---------- EXCERPT PROVIDED
Wednesday, December 24, 2008

Snow business like yo business

Met a great painter at the grocery store,
snow was falling Christmas eve . . .

Okay, it was actually only noon on the 24th, and Dan Fogelberg was, happily, nowhere in sight.

But it was nice to bump into my favorite visual chronicler of Portland.

Here, for your viewing pleasure, is his nostalgic take on our fair city:
Nostalgic inasmuch as it represents Portland before the Ice Age.

Here's a little visual tour of the City of Frozes, as it's been looking these days:




Macaroni: Do I look like my Russian forebears?

Cheez: Well, you look like a Russian bear.











The compost bin froze shut.

But the prevailing leftist sentiments were still apparent.
Yes, there is a Prius under there, somewhere.

They use even less gas if you can't drive anywhere all week.

Perhaps the most Portland manifestation of the blizzard . . .

Free Box Freeze Out

Get your ice-cold used clothes here.

But now the snow is gone, and the weather has returned to normal.
Sog on!

Yoo Hoo, Jew!

Want to get the attention of a member of my tribe? Try the phrase 40% off.

But much as we love a discount, not just any discounted dreck will do.

So I was reminded as my delight at this sign turned to dismay at the merchandise in question.

Because, despite his Yid-esque name, Fred Meyer was not a Jew. Even nuttier—he was Rosicrucian.

Which perhaps explains why the Hanukkah stock at his store is as nutty as a pareve Tishpishti.

Snuggled beneath the 40% off sign are stocked Hanukkah stamps. Hanukkah stickers. Hanukkah salt and pepper shakers.
--------------------
> **STATED TASK**: Can you carry on the blog post about Portland's snowstorm and Fred Meyer's Hanukkah stock, picking up after its final sentence?
---------- PROVIDED DATA
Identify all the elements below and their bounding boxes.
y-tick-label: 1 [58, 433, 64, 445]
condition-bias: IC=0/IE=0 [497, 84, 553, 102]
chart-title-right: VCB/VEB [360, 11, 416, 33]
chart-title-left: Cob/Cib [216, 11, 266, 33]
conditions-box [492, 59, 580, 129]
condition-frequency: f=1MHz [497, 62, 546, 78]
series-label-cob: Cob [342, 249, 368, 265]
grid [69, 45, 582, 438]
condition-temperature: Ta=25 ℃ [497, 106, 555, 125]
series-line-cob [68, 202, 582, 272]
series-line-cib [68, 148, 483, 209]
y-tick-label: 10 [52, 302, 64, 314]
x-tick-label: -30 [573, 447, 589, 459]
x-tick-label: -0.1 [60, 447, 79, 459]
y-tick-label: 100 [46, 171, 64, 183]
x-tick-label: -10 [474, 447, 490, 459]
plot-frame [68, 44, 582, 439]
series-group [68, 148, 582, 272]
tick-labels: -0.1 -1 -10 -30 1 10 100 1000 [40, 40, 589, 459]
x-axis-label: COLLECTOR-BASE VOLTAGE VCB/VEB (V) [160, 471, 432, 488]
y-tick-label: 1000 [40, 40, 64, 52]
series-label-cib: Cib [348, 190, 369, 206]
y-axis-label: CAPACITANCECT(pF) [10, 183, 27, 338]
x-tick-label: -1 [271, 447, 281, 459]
--------------------
> **OUTPUT OF THE TASK**:
Not to mention "Chanukah Spreaders." Which you might think refers to any Ashkenazi set of thighs after eight nights of fried latkes slathered in sour cream.
Actually, it's a set of cheese knives.

Apparently meant to commemorate the blessed and burnished weapons with which the brave Maccabees fended off the armies of the evil Antiochus. Not to mention the occasional rogue wheel of cheddar.

What they do not have at the local Fred Meyer, alas, is Hanukkah candles. AKA, the one damn thing I actually need for Hanukkah.

And so the quest began.

My goytoy the Cheez checked at the Safeway downtown. Where they tried to sell him Yarzheit candles instead.

Apparently all you Jewish wax products look alike.

For those of us who can tell the candles that commemorate when Jews survived from the ones that commemorate when a Jew died, well, substituting Yarzheit candles just doesn't seem kosher.

New Seasons, the locally-owned grocery store filled with upscale enviro-hippie delights, has plenty of Etrogs in stock.

Which is great if you want to get your Sukkot shopping done early.

Sukkot being the Jewish holiday for which Etrogs are needed.

And there being only 282 shopping days until Sukkot.

Clear on the other side of the store, nestled among the seasonal displays, I did find some Hannukah candles.

They were mislabeled, alas.

Because they claim to be "Down to Earth."

But at $24 a pack, um, well, for that much, the Earth in question shouldn't just be a tribute to prime Middle Eastern oil. It should be drenched in a barrelful of it.

Listen up (non-Chosen) people: you are trying to sell to Jews. And while we don't drink the blood of Christian babies, and we're not all hook-nosed . . . well, the part about always looking for a bargain—that's not ugly stereotype.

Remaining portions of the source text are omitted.